Reproduce the full listing below unchanged, apart from the pictures.

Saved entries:
+ + + + + + +

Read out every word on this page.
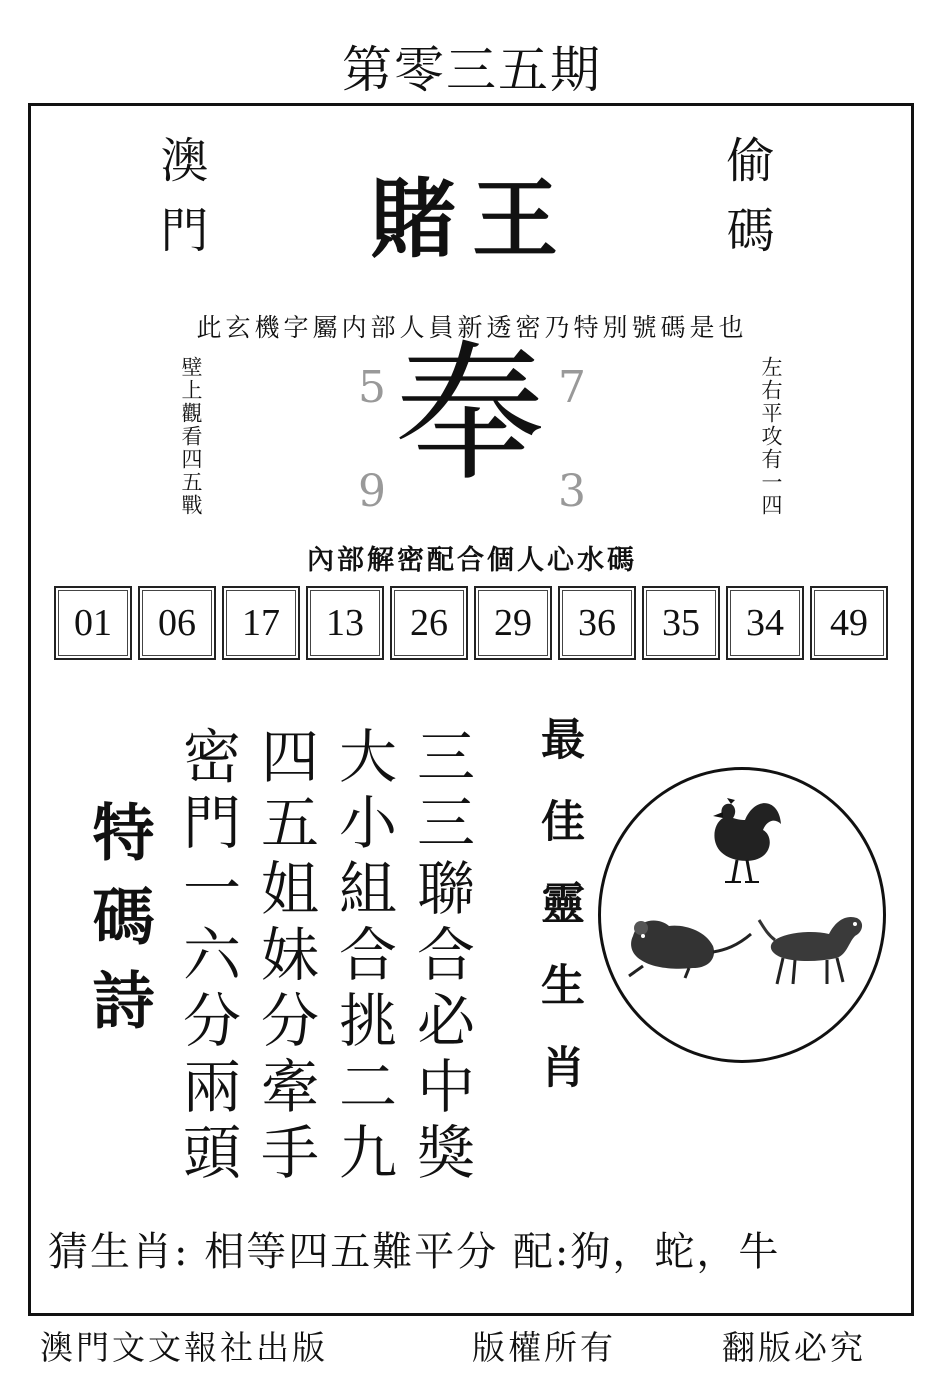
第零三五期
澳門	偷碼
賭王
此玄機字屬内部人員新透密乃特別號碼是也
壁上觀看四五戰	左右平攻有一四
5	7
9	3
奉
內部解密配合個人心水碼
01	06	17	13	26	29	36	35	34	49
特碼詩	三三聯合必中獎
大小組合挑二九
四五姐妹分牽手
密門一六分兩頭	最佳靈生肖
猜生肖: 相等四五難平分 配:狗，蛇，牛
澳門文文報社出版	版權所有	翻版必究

+ + + + + + +

Correct result:
Read out every word on this page.
第零三五期
澳門	偷碼
賭王
此玄機字屬内部人員新透密乃特別號碼是也
壁上觀看四五戰	左右平攻有一四
5	7
9	3
奉
內部解密配合個人心水碼
01	06	17	13	26	29	36	35	34	49
特碼詩	三三聯合必中獎
大小組合挑二九
四五姐妹分牽手
密門一六分兩頭	最佳靈生肖
猜生肖: 相等四五難平分 配:狗，蛇，牛
澳門文文報社出版	版權所有	翻版必究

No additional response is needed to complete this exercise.